◆ **Your task**:
Copy the listing below, swapping "Procurement Analyzer" for "Inventory Planner" wherever it appears and changing nothing else. Omit the picture from your copy.

# Start of Records for this task

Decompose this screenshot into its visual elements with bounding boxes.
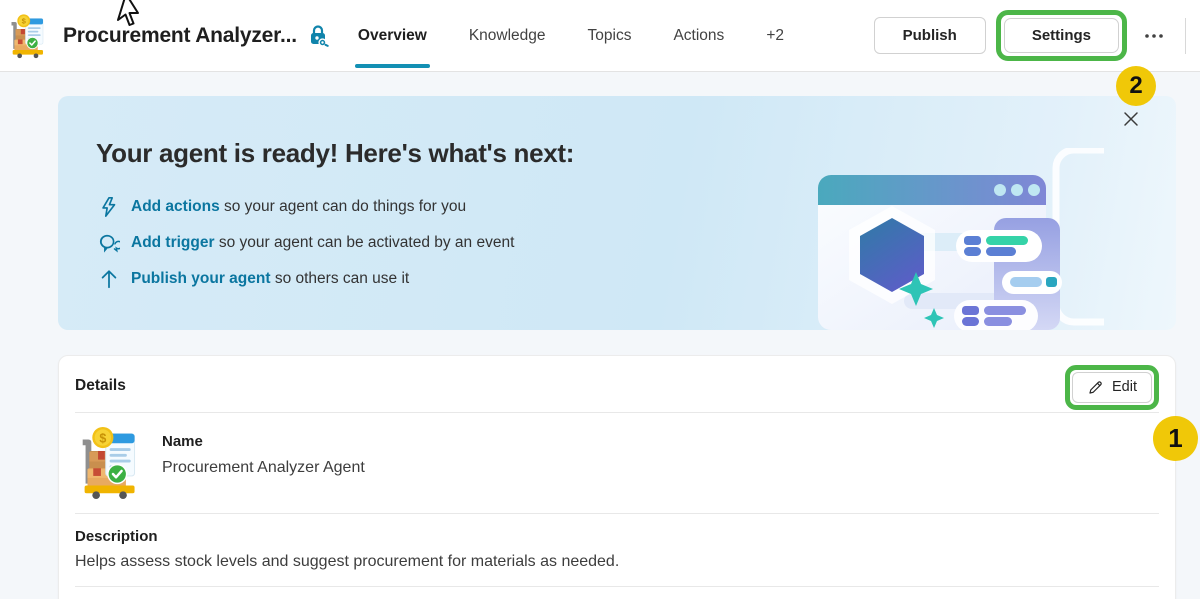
details-card-header: Details Edit: [59, 356, 1175, 412]
tab-overview[interactable]: Overview: [358, 0, 427, 72]
mouse-cursor: [112, 0, 146, 30]
settings-highlight-box: Settings: [996, 10, 1127, 61]
agent-name-row: Name Procurement Analyzer Agent: [59, 413, 1175, 513]
page-title: Procurement Analyzer...: [63, 24, 297, 48]
agent-ready-banner: Your agent is ready! Here's what's next:…: [58, 96, 1176, 330]
name-field-value: Procurement Analyzer Agent: [162, 459, 365, 477]
banner-item-rest: so your agent can be activated by an eve…: [215, 234, 515, 251]
details-section-title: Details: [75, 377, 126, 395]
banner-item-text: Publish your agent so others can use it: [131, 270, 409, 288]
banner-item-text: Add trigger so your agent can be activat…: [131, 234, 514, 252]
banner-heading: Your agent is ready! Here's what's next:: [96, 138, 574, 169]
pencil-icon: [1087, 379, 1104, 396]
list-item-add-actions: Add actions so your agent can do things …: [98, 195, 514, 218]
agent-logo-icon: [8, 13, 50, 59]
banner-item-text: Add actions so your agent can do things …: [131, 198, 466, 216]
annotation-step-1-number: 1: [1168, 423, 1182, 454]
details-card: Details Edit Name Procurement Analyzer A…: [58, 355, 1176, 599]
edit-button-label: Edit: [1112, 379, 1137, 395]
description-field-value: Helps assess stock levels and suggest pr…: [75, 553, 1159, 571]
tab-actions[interactable]: Actions: [673, 0, 724, 72]
app-header: Procurement Analyzer... Overview Knowled…: [0, 0, 1200, 72]
add-actions-link[interactable]: Add actions: [131, 198, 220, 215]
agent-avatar-icon: [75, 426, 148, 499]
banner-item-rest: so your agent can do things for you: [220, 198, 466, 215]
header-divider: [1185, 18, 1186, 54]
name-block: Name Procurement Analyzer Agent: [162, 426, 365, 477]
name-field-label: Name: [162, 433, 365, 450]
publish-button[interactable]: Publish: [874, 17, 986, 54]
more-options-button[interactable]: [1137, 21, 1171, 51]
list-item-publish-agent: Publish your agent so others can use it: [98, 267, 514, 290]
description-field-label: Description: [75, 528, 1159, 545]
banner-close-button[interactable]: [1118, 106, 1144, 132]
description-block: Description Helps assess stock levels an…: [59, 514, 1175, 586]
settings-button[interactable]: Settings: [1004, 18, 1119, 53]
divider: [75, 586, 1159, 587]
close-icon: [1122, 110, 1140, 128]
agent-ready-illustration: [804, 148, 1104, 330]
annotation-step-2-badge: 2: [1116, 66, 1156, 106]
list-item-add-trigger: Add trigger so your agent can be activat…: [98, 231, 514, 254]
banner-next-steps-list: Add actions so your agent can do things …: [98, 195, 514, 303]
lightning-icon: [98, 196, 120, 218]
publish-your-agent-link[interactable]: Publish your agent: [131, 270, 271, 287]
banner-item-rest: so others can use it: [271, 270, 410, 287]
authentication-lock-key-icon: [306, 24, 330, 48]
tab-knowledge[interactable]: Knowledge: [469, 0, 546, 72]
header-actions: Publish Settings: [874, 10, 1190, 61]
arrow-up-icon: [98, 268, 120, 290]
agent-nav-tabs: Overview Knowledge Topics Actions +2: [358, 0, 784, 72]
chat-bubble-icon: [98, 232, 120, 254]
annotation-step-2-number: 2: [1129, 72, 1142, 100]
annotation-step-1-badge: 1: [1153, 416, 1198, 461]
edit-highlight-box: Edit: [1065, 365, 1159, 410]
tab-topics[interactable]: Topics: [588, 0, 632, 72]
edit-button[interactable]: Edit: [1072, 372, 1152, 403]
ellipsis-icon: [1143, 25, 1165, 47]
tab-overflow-plus2[interactable]: +2: [766, 0, 784, 72]
add-trigger-link[interactable]: Add trigger: [131, 234, 215, 251]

# End of Records for this task

◆ **Exercise result**:
Decompose this screenshot into its visual elements with bounding boxes.
details-card-header: Details Edit: [59, 356, 1175, 412]
tab-overview[interactable]: Overview: [358, 0, 427, 72]
mouse-cursor: [112, 0, 146, 30]
settings-highlight-box: Settings: [996, 10, 1127, 61]
agent-name-row: Name Inventory Planner Agent: [59, 413, 1175, 513]
page-title: Inventory Planner...: [63, 24, 297, 48]
agent-ready-banner: Your agent is ready! Here's what's next:…: [58, 96, 1176, 330]
name-field-value: Inventory Planner Agent: [162, 459, 365, 477]
banner-item-rest: so your agent can be activated by an eve…: [215, 234, 515, 251]
details-section-title: Details: [75, 377, 126, 395]
banner-item-text: Publish your agent so others can use it: [131, 270, 409, 288]
banner-item-text: Add trigger so your agent can be activat…: [131, 234, 514, 252]
banner-heading: Your agent is ready! Here's what's next:: [96, 138, 574, 169]
pencil-icon: [1087, 379, 1104, 396]
list-item-add-actions: Add actions so your agent can do things …: [98, 195, 514, 218]
agent-logo-icon: [8, 13, 50, 59]
banner-item-text: Add actions so your agent can do things …: [131, 198, 466, 216]
annotation-step-1-number: 1: [1168, 423, 1182, 454]
details-card: Details Edit Name Inventory Planner A…: [58, 355, 1176, 599]
edit-button-label: Edit: [1112, 379, 1137, 395]
description-field-value: Helps assess stock levels and suggest pr…: [75, 553, 1159, 571]
tab-actions[interactable]: Actions: [673, 0, 724, 72]
app-header: Inventory Planner... Overview Knowled…: [0, 0, 1200, 72]
add-actions-link[interactable]: Add actions: [131, 198, 220, 215]
agent-avatar-icon: [75, 426, 148, 499]
banner-item-rest: so your agent can do things for you: [220, 198, 466, 215]
header-divider: [1185, 18, 1186, 54]
name-block: Name Inventory Planner Agent: [162, 426, 365, 477]
name-field-label: Name: [162, 433, 365, 450]
publish-button[interactable]: Publish: [874, 17, 986, 54]
more-options-button[interactable]: [1137, 21, 1171, 51]
list-item-publish-agent: Publish your agent so others can use it: [98, 267, 514, 290]
description-field-label: Description: [75, 528, 1159, 545]
banner-close-button[interactable]: [1118, 106, 1144, 132]
description-block: Description Helps assess stock levels an…: [59, 514, 1175, 586]
settings-button[interactable]: Settings: [1004, 18, 1119, 53]
divider: [75, 586, 1159, 587]
close-icon: [1122, 110, 1140, 128]
agent-ready-illustration: [804, 148, 1104, 330]
annotation-step-2-badge: 2: [1116, 66, 1156, 106]
list-item-add-trigger: Add trigger so your agent can be activat…: [98, 231, 514, 254]
banner-next-steps-list: Add actions so your agent can do things …: [98, 195, 514, 303]
lightning-icon: [98, 196, 120, 218]
publish-your-agent-link[interactable]: Publish your agent: [131, 270, 271, 287]
banner-item-rest: so others can use it: [271, 270, 410, 287]
authentication-lock-key-icon: [306, 24, 330, 48]
tab-knowledge[interactable]: Knowledge: [469, 0, 546, 72]
header-actions: Publish Settings: [874, 10, 1190, 61]
arrow-up-icon: [98, 268, 120, 290]
agent-nav-tabs: Overview Knowledge Topics Actions +2: [358, 0, 784, 72]
chat-bubble-icon: [98, 232, 120, 254]
annotation-step-2-number: 2: [1129, 72, 1142, 100]
annotation-step-1-badge: 1: [1153, 416, 1198, 461]
edit-highlight-box: Edit: [1065, 365, 1159, 410]
tab-topics[interactable]: Topics: [588, 0, 632, 72]
edit-button[interactable]: Edit: [1072, 372, 1152, 403]
ellipsis-icon: [1143, 25, 1165, 47]
tab-overflow-plus2[interactable]: +2: [766, 0, 784, 72]
add-trigger-link[interactable]: Add trigger: [131, 234, 215, 251]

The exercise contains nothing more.